- [Task data]:

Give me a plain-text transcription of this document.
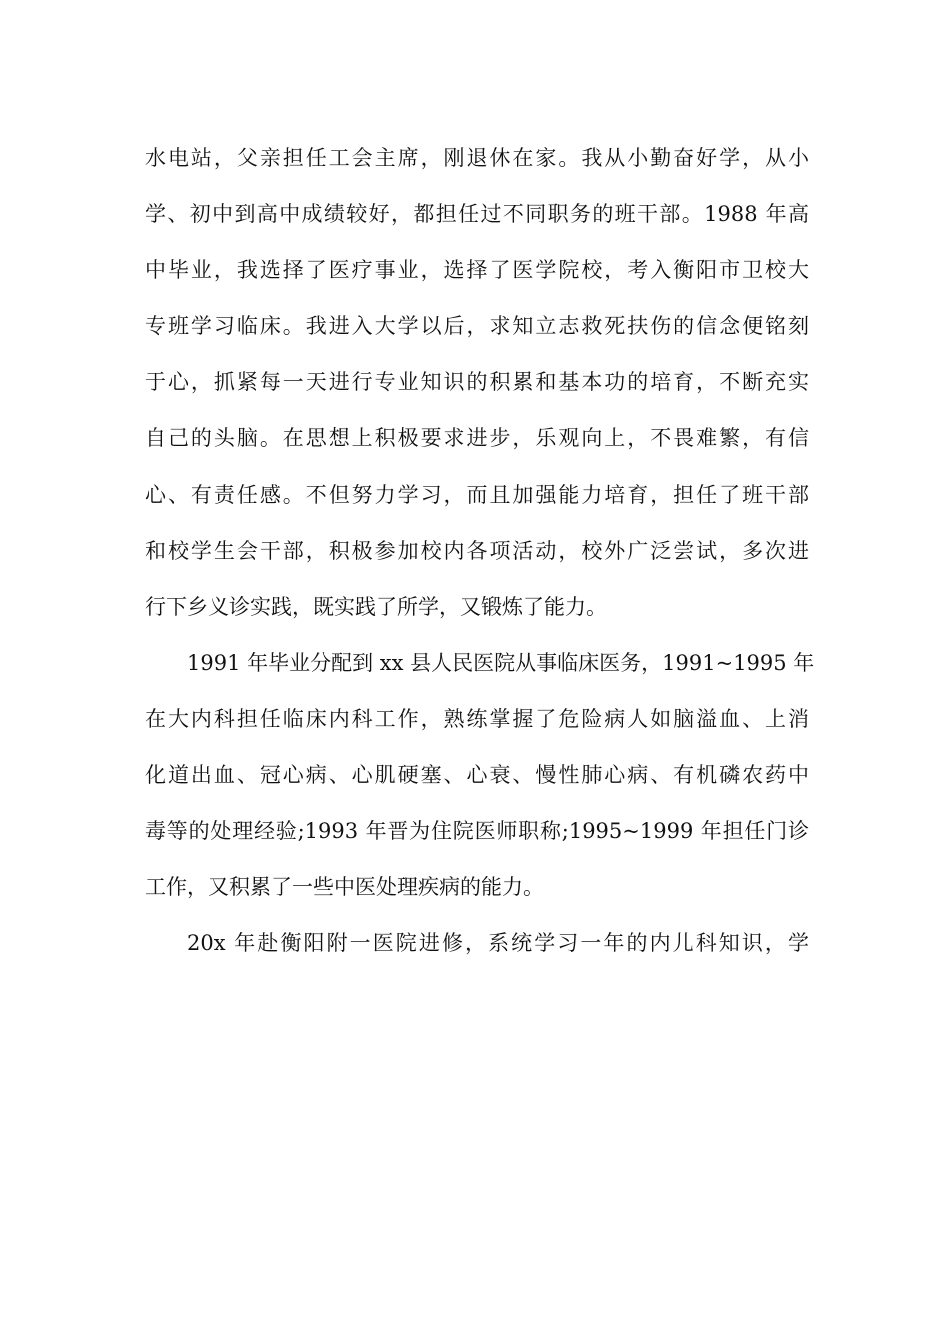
水电站，父亲担任工会主席，刚退休在家。我从小勤奋好学，从小
学、初中到高中成绩较好，都担任过不同职务的班干部。1988 年高
中毕业，我选择了医疗事业，选择了医学院校，考入衡阳市卫校大
专班学习临床。我进入大学以后，求知立志救死扶伤的信念便铭刻
于心，抓紧每一天进行专业知识的积累和基本功的培育，不断充实
自己的头脑。在思想上积极要求进步，乐观向上，不畏难繁，有信
心、有责任感。不但努力学习，而且加强能力培育，担任了班干部
和校学生会干部，积极参加校内各项活动，校外广泛尝试，多次进
行下乡义诊实践，既实践了所学，又锻炼了能力。
1991 年毕业分配到 xx 县人民医院从事临床医务，1991~1995 年
在大内科担任临床内科工作，熟练掌握了危险病人如脑溢血、上消
化道出血、冠心病、心肌硬塞、心衰、慢性肺心病、有机磷农药中
毒等的处理经验;1993 年晋为住院医师职称;1995~1999 年担任门诊
工作，又积累了一些中医处理疾病的能力。
20x 年赴衡阳附一医院进修，系统学习一年的内儿科知识，学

- [Task statement]:
Repeat all the records above exactly, leaving out any pictures.

- [Reply to the task]:
Give me a plain-text transcription of this document.
水电站，父亲担任工会主席，刚退休在家。我从小勤奋好学，从小
学、初中到高中成绩较好，都担任过不同职务的班干部。1988 年高
中毕业，我选择了医疗事业，选择了医学院校，考入衡阳市卫校大
专班学习临床。我进入大学以后，求知立志救死扶伤的信念便铭刻
于心，抓紧每一天进行专业知识的积累和基本功的培育，不断充实
自己的头脑。在思想上积极要求进步，乐观向上，不畏难繁，有信
心、有责任感。不但努力学习，而且加强能力培育，担任了班干部
和校学生会干部，积极参加校内各项活动，校外广泛尝试，多次进
行下乡义诊实践，既实践了所学，又锻炼了能力。
1991 年毕业分配到 xx 县人民医院从事临床医务，1991~1995 年
在大内科担任临床内科工作，熟练掌握了危险病人如脑溢血、上消
化道出血、冠心病、心肌硬塞、心衰、慢性肺心病、有机磷农药中
毒等的处理经验;1993 年晋为住院医师职称;1995~1999 年担任门诊
工作，又积累了一些中医处理疾病的能力。
20x 年赴衡阳附一医院进修，系统学习一年的内儿科知识，学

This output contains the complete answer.